▶ [Texto fornecido]
'''

Publicada por A. João Soares em 10 de Setembro de 2006 em «A Voz do Povo»

6 comentários:

José Lopes disse...

Leis há, o que falta é civismo.
Cumps

A. João Soares disse...

Caro Guardião,
A profusão de eis, extensas e muito pormenorizadas, faz que ninguém as leia e lhes dê importância. São inúteis, até porque a maioria carece de regulamentação e esta não aparece.
Há um problema que começa a ser preocupante e os políticos parem mais uma lei e vão dormir descansados com a consciência tranquila. Mas o problema continua. Como acontece com o código das estradas, com a lei das armas, etc.
Há leia a mais e civismo a menos, em todos os sectores.
Abraço
João

Anónimo disse...

Falta civismo e não é pouco! Mas se não conseguimos educar as pessoas, então tenham o bom senso de fazer leis práticas e simples.
E mão pesada, mas a sério, não mão pesada para fabricar leis que só servem para angariar receitas! Dói muito mais ficar 3 meses sem poder conduzir, ou ter que tirar outra vez a carta, que pagar 500 euros de multa.

A. João Soares disse...

Caro AP,
É difícil descortinar o que se passa dentro do crânio dos governantes e deputados. Por vezes as novas leis não são propriamente feitas para aumentar as receitas, embora acabem por ter esse efeito e o de complicar a vida ás pessoas. Parece que a finalidade é satisfazer o seu desejo de fazer qualquer coisa, mesmo que tudo fique na mesma. Fazem uma lei e vão dormir mais descansados!
Vejamos: Na segurança rodoviária não têm conseguido reduzir visivelmente a sinistralidade, apesar de quase todos os anos terem incluído alterações agravando as multas e tornando a vida mais difícil. Quanto à sinistralidade fizeram a lei do controlo das armas, mas parece que o resultado está a ser o contrário do pretendido. A Justiça não foi melhorada, o Ensino também não, a Saúde é o que se vê.

'''

▶ [Entradas fornecidas]
'''

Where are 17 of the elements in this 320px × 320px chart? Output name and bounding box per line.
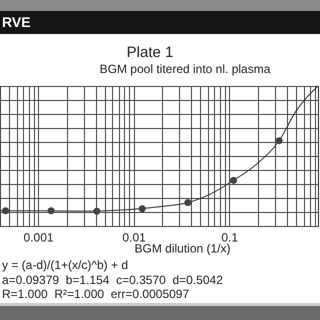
point <box>138 205 146 212</box>
point <box>93 208 100 215</box>
point <box>2 207 10 214</box>
chart-title: Plate 1 <box>126 44 174 61</box>
x-tick-label: 0.01 <box>122 230 146 244</box>
point <box>230 176 238 184</box>
point <box>184 199 192 206</box>
text: a=0.09379 b=1.154 c=0.3570 d=0.5042 <box>2 272 223 286</box>
text: y = (a-d)/(1+(x/c)^b) + d <box>2 258 128 272</box>
chart-subtitle: BGM pool titered into nl. plasma <box>98 62 272 76</box>
text: R=1.000 R²=1.000 err=0.0005097 <box>2 287 190 301</box>
text: RVE <box>0 11 320 34</box>
point <box>48 207 55 214</box>
point <box>276 137 283 144</box>
x-tick-label: 0.1 <box>221 230 238 244</box>
x-tick-label: 0.001 <box>24 230 54 244</box>
x-axis-title: BGM dilution (1/x) <box>134 242 231 256</box>
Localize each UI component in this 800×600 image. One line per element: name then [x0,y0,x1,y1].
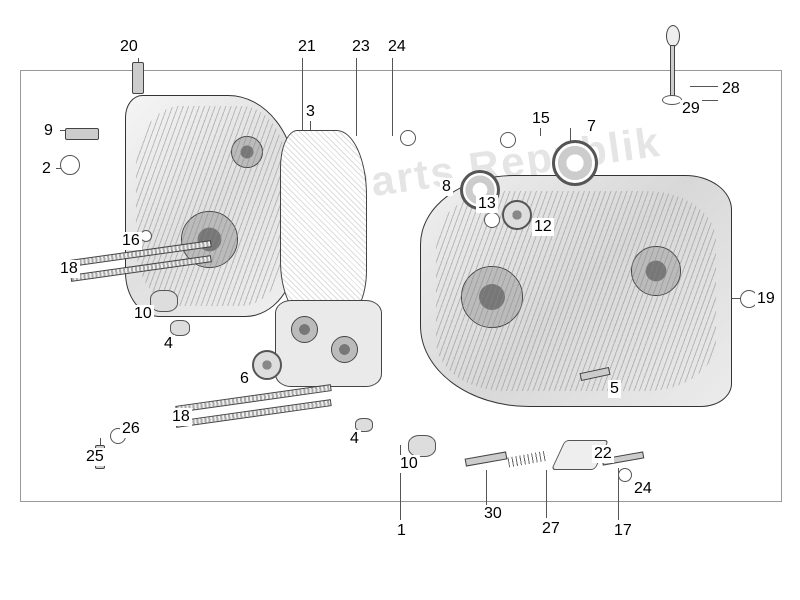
callout-18a: 18 [58,260,80,278]
callout-3: 3 [304,103,317,121]
part-bush-10 [150,290,178,312]
callout-28: 28 [720,80,742,98]
part-pump-cover [275,300,382,387]
part-oring-29 [662,95,682,105]
callout-22: 22 [592,445,614,463]
part-plug-15 [500,132,516,148]
crankcase-diagram: Parts Republik [0,0,800,600]
callout-29: 29 [680,100,702,118]
callout-12: 12 [532,218,554,236]
callout-10b: 10 [398,455,420,473]
callout-24a: 24 [386,38,408,56]
callout-26: 26 [120,420,142,438]
part-crankcase-left [125,95,297,317]
callout-20: 20 [118,38,140,56]
leader [302,58,303,133]
callout-24b: 24 [632,480,654,498]
part-bush-10b [408,435,436,457]
callout-6: 6 [238,370,251,388]
callout-30: 30 [482,505,504,523]
callout-15: 15 [530,110,552,128]
callout-8: 8 [440,178,453,196]
callout-23: 23 [350,38,372,56]
part-bolt-20 [132,62,144,94]
part-plug-24a [400,130,416,146]
callout-19: 19 [755,290,777,308]
callout-4a: 4 [162,335,175,353]
callout-17: 17 [612,522,634,540]
part-dowel-16 [140,230,152,242]
leader [356,58,357,136]
callout-10a: 10 [132,305,154,323]
callout-18b: 18 [170,408,192,426]
part-ring-13 [484,212,500,228]
callout-7: 7 [585,118,598,136]
part-bearing-7 [552,140,598,186]
part-washer-24b [618,468,632,482]
callout-2: 2 [40,160,53,178]
callout-1: 1 [395,522,408,540]
leader [392,58,393,136]
callout-13: 13 [476,195,498,213]
part-bush-4 [170,320,190,336]
callout-21: 21 [296,38,318,56]
part-dipstick-handle [666,25,680,47]
callout-9: 9 [42,122,55,140]
part-seal-6 [252,350,282,380]
leader [546,470,547,518]
part-dipstick-28 [670,45,675,102]
part-seal-12 [502,200,532,230]
callout-16: 16 [120,232,142,250]
callout-4b: 4 [348,430,361,448]
leader [486,470,487,505]
callout-5: 5 [608,380,621,398]
callout-25: 25 [84,448,106,466]
part-gasket [280,130,367,317]
part-ring-2 [60,155,80,175]
callout-27: 27 [540,520,562,538]
part-crankcase-right [420,175,732,407]
part-bolt-9 [65,128,99,140]
leader [690,86,718,87]
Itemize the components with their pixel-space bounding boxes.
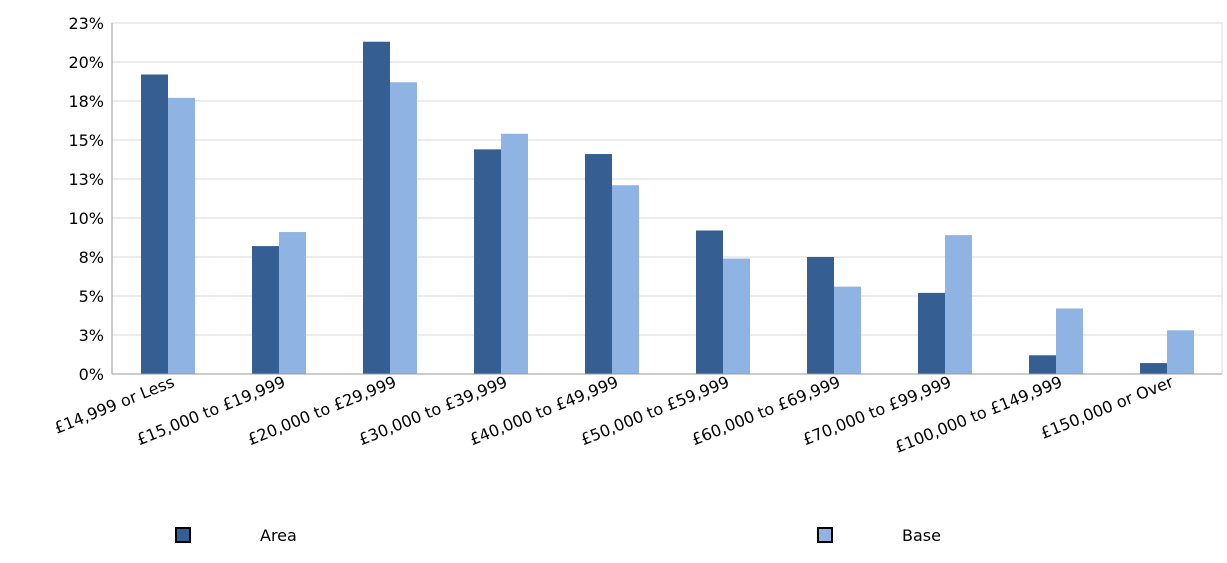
x-tick-labels: £14,999 or Less£15,000 to £19,999£20,000…	[51, 372, 1176, 457]
y-tick-label: 20%	[68, 53, 104, 72]
bar-area	[363, 41, 390, 374]
bar-area	[1140, 363, 1167, 374]
bar-area	[474, 149, 501, 374]
bar-base	[501, 133, 528, 374]
bar-area	[585, 154, 612, 374]
bar-base	[945, 235, 972, 374]
y-tick-label: 23%	[68, 14, 104, 33]
bar-area	[1029, 355, 1056, 374]
y-tick-label: 15%	[68, 131, 104, 150]
bar-base	[168, 97, 195, 374]
bar-base	[1167, 330, 1194, 374]
bar-area	[696, 230, 723, 374]
bar-base	[390, 82, 417, 374]
legend: Area Base	[175, 526, 941, 545]
legend-label-area: Area	[260, 526, 297, 545]
bar-area	[141, 74, 168, 374]
bar-area	[807, 257, 834, 374]
y-tick-label: 3%	[79, 326, 104, 345]
y-tick-label: 18%	[68, 92, 104, 111]
y-tick-label: 13%	[68, 170, 104, 189]
bars	[141, 41, 1194, 374]
y-tick-label: 8%	[79, 248, 104, 267]
bar-base	[834, 286, 861, 374]
bar-base	[723, 258, 750, 374]
y-tick-label: 10%	[68, 209, 104, 228]
bar-base	[279, 232, 306, 374]
y-tick-label: 0%	[79, 365, 104, 384]
y-tick-label: 5%	[79, 287, 104, 306]
y-tick-labels: 0% 3% 5% 8% 10% 13% 15% 18% 20% 23%	[68, 14, 104, 384]
bar-base	[612, 185, 639, 374]
bar-base	[1056, 308, 1083, 374]
legend-swatch-area	[175, 527, 191, 543]
legend-label-base: Base	[902, 526, 941, 545]
bar-area	[252, 246, 279, 374]
bar-area	[918, 292, 945, 374]
axes	[111, 22, 1223, 375]
legend-swatch-base	[817, 527, 833, 543]
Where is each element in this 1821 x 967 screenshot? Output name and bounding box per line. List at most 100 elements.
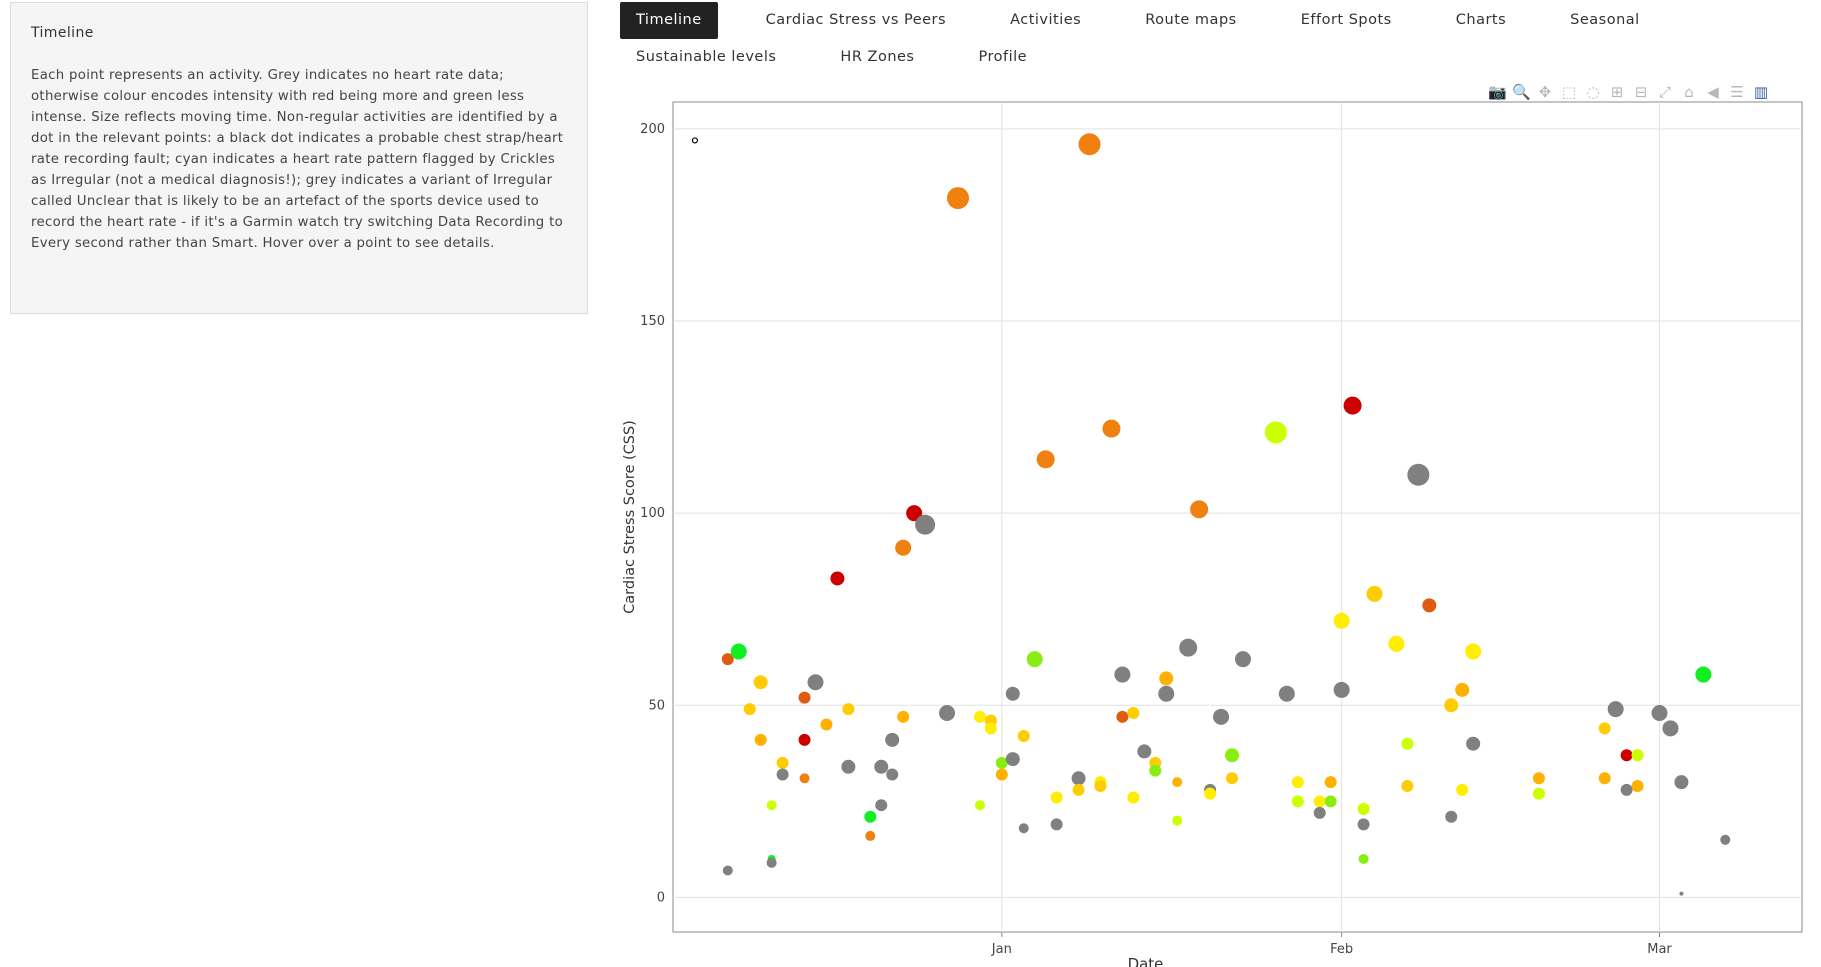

'''

▶ [Pedidos]
**a.** Nas entradas, transcreve sem qualquer alteração as linhas desde a que contém "point <box>138 205 146 212</box>" até à que contém "x-tick-label: 0.001 <box>24 230 54 244</box>", ambas incluídas.
**b.** Prolonga o texto sobre leis e civismo a partir da última frase apresentada.

▶ [Resultados do exercício]
**a.**
point <box>138 205 146 212</box>
point <box>93 208 100 215</box>
point <box>2 207 10 214</box>
chart-title: Plate 1 <box>126 44 174 61</box>
x-tick-label: 0.01 <box>122 230 146 244</box>
point <box>230 176 238 184</box>
point <box>184 199 192 206</box>
text: a=0.09379 b=1.154 c=0.3570 d=0.5042 <box>2 272 223 286</box>
text: y = (a-d)/(1+(x/c)^b) + d <box>2 258 128 272</box>
chart-subtitle: BGM pool titered into nl. plasma <box>98 62 272 76</box>
text: R=1.000 R²=1.000 err=0.0005097 <box>2 287 190 301</box>
text: RVE <box>0 11 320 34</box>
point <box>48 207 55 214</box>
point <box>276 137 283 144</box>
x-tick-label: 0.1 <box>221 230 238 244</box>
x-tick-label: 0.001 <box>24 230 54 244</box>

**b.**
Às vezes chego a sugerir (com alguma ironia) que, à semelhança do contrato do Scolari, se contrate uma pequena equipa de gestores estrangeiros, para virem cá tomar as rédeas do Governo durante 4 anos. Eles que seleccionem os portugueses que pretendem ao seu lado e que depois desse estágio ficarão melhor preparados do que os actuais e os anteriores, para governarem. Entretanto os partidos ficarão suspensos, em meditação para entrarem em funções mais tarde com os resultados das suas reflexões e acções de formação.
Precisamos de quem queira gerir esta grande casa pensando no bem-estar dos portugueses, que penso dever ser essa a finalidade dos governantes.
Um abraço
João

Anónimo disse...

Já Tacitus (historiador romano, 116 DC)dizia em "Os Anais da Roma Imperial": "Quanto mais corrupto um governo, maior o número de leis!" ehhehe
Manuela

A. João Soares disse...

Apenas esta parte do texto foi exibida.